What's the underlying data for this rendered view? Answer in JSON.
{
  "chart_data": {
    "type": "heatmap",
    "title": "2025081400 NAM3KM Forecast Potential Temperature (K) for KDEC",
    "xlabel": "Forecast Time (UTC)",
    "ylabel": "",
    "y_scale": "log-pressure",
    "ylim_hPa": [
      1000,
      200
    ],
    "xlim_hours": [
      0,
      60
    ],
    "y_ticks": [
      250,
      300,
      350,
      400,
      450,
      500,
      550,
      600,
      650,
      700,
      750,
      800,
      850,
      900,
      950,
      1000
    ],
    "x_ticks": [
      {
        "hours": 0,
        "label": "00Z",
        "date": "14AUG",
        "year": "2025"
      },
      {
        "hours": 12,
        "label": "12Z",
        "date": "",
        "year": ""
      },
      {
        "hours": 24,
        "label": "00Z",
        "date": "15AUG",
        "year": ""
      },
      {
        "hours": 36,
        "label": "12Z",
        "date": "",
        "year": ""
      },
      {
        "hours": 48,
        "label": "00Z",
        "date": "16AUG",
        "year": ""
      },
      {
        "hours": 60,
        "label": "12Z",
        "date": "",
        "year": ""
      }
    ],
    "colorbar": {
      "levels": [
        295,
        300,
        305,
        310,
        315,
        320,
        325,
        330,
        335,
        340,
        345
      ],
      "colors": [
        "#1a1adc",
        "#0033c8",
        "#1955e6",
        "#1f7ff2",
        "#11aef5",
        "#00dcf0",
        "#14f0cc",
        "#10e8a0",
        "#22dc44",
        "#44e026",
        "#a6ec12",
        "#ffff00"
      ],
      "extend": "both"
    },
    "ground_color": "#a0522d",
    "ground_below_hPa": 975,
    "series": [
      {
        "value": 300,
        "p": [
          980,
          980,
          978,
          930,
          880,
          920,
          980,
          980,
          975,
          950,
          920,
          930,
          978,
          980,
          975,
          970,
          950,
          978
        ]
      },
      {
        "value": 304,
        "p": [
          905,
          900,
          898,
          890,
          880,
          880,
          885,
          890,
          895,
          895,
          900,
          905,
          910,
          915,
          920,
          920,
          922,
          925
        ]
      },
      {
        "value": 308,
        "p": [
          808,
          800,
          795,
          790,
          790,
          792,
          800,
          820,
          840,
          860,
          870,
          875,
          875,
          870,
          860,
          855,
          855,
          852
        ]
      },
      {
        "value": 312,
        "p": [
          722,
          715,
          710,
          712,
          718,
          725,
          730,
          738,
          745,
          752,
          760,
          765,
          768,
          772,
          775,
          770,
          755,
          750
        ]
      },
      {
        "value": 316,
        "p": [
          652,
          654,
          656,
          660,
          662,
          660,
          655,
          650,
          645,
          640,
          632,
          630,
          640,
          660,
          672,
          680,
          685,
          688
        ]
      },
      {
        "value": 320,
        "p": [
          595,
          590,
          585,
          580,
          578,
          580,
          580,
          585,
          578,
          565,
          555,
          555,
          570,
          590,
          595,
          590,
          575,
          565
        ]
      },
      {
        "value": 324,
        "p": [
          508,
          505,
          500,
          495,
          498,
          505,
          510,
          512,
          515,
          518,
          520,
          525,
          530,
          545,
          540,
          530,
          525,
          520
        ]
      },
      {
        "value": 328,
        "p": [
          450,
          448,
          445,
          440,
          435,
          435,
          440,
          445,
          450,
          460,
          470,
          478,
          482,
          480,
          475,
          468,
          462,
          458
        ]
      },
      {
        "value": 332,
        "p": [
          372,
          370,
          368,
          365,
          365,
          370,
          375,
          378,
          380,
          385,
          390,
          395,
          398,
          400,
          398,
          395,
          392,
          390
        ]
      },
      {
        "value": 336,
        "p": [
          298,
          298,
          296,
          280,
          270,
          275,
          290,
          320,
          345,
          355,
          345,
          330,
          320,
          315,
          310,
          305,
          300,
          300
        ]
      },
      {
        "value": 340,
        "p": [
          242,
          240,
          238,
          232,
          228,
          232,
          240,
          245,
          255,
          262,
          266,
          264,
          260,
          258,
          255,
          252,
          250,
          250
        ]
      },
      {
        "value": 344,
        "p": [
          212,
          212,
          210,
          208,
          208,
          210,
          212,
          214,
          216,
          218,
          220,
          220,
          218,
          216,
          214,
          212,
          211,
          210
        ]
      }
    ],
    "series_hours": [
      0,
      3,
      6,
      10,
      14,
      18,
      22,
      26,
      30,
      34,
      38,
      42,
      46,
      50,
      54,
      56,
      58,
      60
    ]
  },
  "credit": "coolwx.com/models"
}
──────
● **What this task involves**: Give an exact repetition of all the material.

● **The reply**:
What's the underlying data for this rendered view? Answer in JSON.
{
  "chart_data": {
    "type": "heatmap",
    "title": "2025081400 NAM3KM Forecast Potential Temperature (K) for KDEC",
    "xlabel": "Forecast Time (UTC)",
    "ylabel": "",
    "y_scale": "log-pressure",
    "ylim_hPa": [
      1000,
      200
    ],
    "xlim_hours": [
      0,
      60
    ],
    "y_ticks": [
      250,
      300,
      350,
      400,
      450,
      500,
      550,
      600,
      650,
      700,
      750,
      800,
      850,
      900,
      950,
      1000
    ],
    "x_ticks": [
      {
        "hours": 0,
        "label": "00Z",
        "date": "14AUG",
        "year": "2025"
      },
      {
        "hours": 12,
        "label": "12Z",
        "date": "",
        "year": ""
      },
      {
        "hours": 24,
        "label": "00Z",
        "date": "15AUG",
        "year": ""
      },
      {
        "hours": 36,
        "label": "12Z",
        "date": "",
        "year": ""
      },
      {
        "hours": 48,
        "label": "00Z",
        "date": "16AUG",
        "year": ""
      },
      {
        "hours": 60,
        "label": "12Z",
        "date": "",
        "year": ""
      }
    ],
    "colorbar": {
      "levels": [
        295,
        300,
        305,
        310,
        315,
        320,
        325,
        330,
        335,
        340,
        345
      ],
      "colors": [
        "#1a1adc",
        "#0033c8",
        "#1955e6",
        "#1f7ff2",
        "#11aef5",
        "#00dcf0",
        "#14f0cc",
        "#10e8a0",
        "#22dc44",
        "#44e026",
        "#a6ec12",
        "#ffff00"
      ],
      "extend": "both"
    },
    "ground_color": "#a0522d",
    "ground_below_hPa": 975,
    "series": [
      {
        "value": 300,
        "p": [
          980,
          980,
          978,
          930,
          880,
          920,
          980,
          980,
          975,
          950,
          920,
          930,
          978,
          980,
          975,
          970,
          950,
          978
        ]
      },
      {
        "value": 304,
        "p": [
          905,
          900,
          898,
          890,
          880,
          880,
          885,
          890,
          895,
          895,
          900,
          905,
          910,
          915,
          920,
          920,
          922,
          925
        ]
      },
      {
        "value": 308,
        "p": [
          808,
          800,
          795,
          790,
          790,
          792,
          800,
          820,
          840,
          860,
          870,
          875,
          875,
          870,
          860,
          855,
          855,
          852
        ]
      },
      {
        "value": 312,
        "p": [
          722,
          715,
          710,
          712,
          718,
          725,
          730,
          738,
          745,
          752,
          760,
          765,
          768,
          772,
          775,
          770,
          755,
          750
        ]
      },
      {
        "value": 316,
        "p": [
          652,
          654,
          656,
          660,
          662,
          660,
          655,
          650,
          645,
          640,
          632,
          630,
          640,
          660,
          672,
          680,
          685,
          688
        ]
      },
      {
        "value": 320,
        "p": [
          595,
          590,
          585,
          580,
          578,
          580,
          580,
          585,
          578,
          565,
          555,
          555,
          570,
          590,
          595,
          590,
          575,
          565
        ]
      },
      {
        "value": 324,
        "p": [
          508,
          505,
          500,
          495,
          498,
          505,
          510,
          512,
          515,
          518,
          520,
          525,
          530,
          545,
          540,
          530,
          525,
          520
        ]
      },
      {
        "value": 328,
        "p": [
          450,
          448,
          445,
          440,
          435,
          435,
          440,
          445,
          450,
          460,
          470,
          478,
          482,
          480,
          475,
          468,
          462,
          458
        ]
      },
      {
        "value": 332,
        "p": [
          372,
          370,
          368,
          365,
          365,
          370,
          375,
          378,
          380,
          385,
          390,
          395,
          398,
          400,
          398,
          395,
          392,
          390
        ]
      },
      {
        "value": 336,
        "p": [
          298,
          298,
          296,
          280,
          270,
          275,
          290,
          320,
          345,
          355,
          345,
          330,
          320,
          315,
          310,
          305,
          300,
          300
        ]
      },
      {
        "value": 340,
        "p": [
          242,
          240,
          238,
          232,
          228,
          232,
          240,
          245,
          255,
          262,
          266,
          264,
          260,
          258,
          255,
          252,
          250,
          250
        ]
      },
      {
        "value": 344,
        "p": [
          212,
          212,
          210,
          208,
          208,
          210,
          212,
          214,
          216,
          218,
          220,
          220,
          218,
          216,
          214,
          212,
          211,
          210
        ]
      }
    ],
    "series_hours": [
      0,
      3,
      6,
      10,
      14,
      18,
      22,
      26,
      30,
      34,
      38,
      42,
      46,
      50,
      54,
      56,
      58,
      60
    ]
  },
  "credit": "coolwx.com/models"
}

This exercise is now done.